***** EXERCISE INPUTS
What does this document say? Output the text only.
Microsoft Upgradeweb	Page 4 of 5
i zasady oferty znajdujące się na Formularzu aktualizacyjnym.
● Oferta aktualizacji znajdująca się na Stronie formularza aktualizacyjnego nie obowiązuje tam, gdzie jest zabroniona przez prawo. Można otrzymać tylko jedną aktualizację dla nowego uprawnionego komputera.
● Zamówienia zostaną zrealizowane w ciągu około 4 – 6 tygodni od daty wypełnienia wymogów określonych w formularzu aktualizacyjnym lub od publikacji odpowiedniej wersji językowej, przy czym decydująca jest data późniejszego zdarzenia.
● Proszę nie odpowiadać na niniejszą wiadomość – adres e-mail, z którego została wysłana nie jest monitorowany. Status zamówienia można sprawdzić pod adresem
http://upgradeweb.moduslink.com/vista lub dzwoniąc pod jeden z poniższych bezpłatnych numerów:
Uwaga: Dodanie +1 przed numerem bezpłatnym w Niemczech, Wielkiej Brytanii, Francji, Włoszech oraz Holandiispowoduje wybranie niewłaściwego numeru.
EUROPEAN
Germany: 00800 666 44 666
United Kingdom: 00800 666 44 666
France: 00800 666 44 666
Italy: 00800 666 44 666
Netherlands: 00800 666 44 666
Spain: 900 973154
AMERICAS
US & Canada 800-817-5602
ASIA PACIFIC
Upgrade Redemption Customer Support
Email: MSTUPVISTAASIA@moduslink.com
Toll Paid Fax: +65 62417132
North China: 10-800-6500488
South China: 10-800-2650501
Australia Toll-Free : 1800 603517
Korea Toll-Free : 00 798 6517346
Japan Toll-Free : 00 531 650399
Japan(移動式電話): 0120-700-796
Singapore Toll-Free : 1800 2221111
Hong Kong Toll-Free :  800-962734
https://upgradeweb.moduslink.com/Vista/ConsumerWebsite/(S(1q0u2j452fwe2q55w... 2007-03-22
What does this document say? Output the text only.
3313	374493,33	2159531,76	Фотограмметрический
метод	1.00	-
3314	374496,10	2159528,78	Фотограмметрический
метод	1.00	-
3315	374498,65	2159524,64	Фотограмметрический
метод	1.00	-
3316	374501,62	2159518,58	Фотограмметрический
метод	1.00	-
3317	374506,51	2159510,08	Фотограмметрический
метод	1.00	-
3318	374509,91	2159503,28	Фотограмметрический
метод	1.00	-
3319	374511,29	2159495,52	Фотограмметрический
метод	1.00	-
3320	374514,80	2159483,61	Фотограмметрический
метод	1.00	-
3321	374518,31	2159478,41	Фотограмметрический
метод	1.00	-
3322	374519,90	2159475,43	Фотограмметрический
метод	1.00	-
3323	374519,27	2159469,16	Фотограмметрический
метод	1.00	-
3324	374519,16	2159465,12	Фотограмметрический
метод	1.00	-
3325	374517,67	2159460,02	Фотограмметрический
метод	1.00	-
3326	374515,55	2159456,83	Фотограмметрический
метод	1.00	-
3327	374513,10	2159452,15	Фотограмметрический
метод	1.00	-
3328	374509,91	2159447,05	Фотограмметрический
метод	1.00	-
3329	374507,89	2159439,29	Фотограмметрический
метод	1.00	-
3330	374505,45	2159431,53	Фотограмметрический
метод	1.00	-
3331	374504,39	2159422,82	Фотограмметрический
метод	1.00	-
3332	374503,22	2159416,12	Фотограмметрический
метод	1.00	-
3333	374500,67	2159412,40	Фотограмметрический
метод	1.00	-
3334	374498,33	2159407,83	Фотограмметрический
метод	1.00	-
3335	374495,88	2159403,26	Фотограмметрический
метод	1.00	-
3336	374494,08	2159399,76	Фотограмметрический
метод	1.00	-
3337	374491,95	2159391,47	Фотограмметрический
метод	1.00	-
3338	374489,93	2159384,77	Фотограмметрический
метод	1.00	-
**********
DESCRIPTION OF THE TASK
In the entries above, identify each line that includes the string "jest", then copy it.

WRITTEN SOLUTION
● Oferta aktualizacji znajdująca się na Stronie formularza aktualizacyjnego nie obowiązuje tam, gdzie jest zabroniona przez prawo. Można otrzymać tylko jedną aktualizację dla nowego uprawnionego komputera.
● Zamówienia zostaną zrealizowane w ciągu około 4 – 6 tygodni od daty wypełnienia wymogów określonych w formularzu aktualizacyjnym lub od publikacji odpowiedniej wersji językowej, przy czym decydująca jest data późniejszego zdarzenia.
● Proszę nie odpowiadać na niniejszą wiadomość – adres e-mail, z którego została wysłana nie jest monitorowany. Status zamówienia można sprawdzić pod adresem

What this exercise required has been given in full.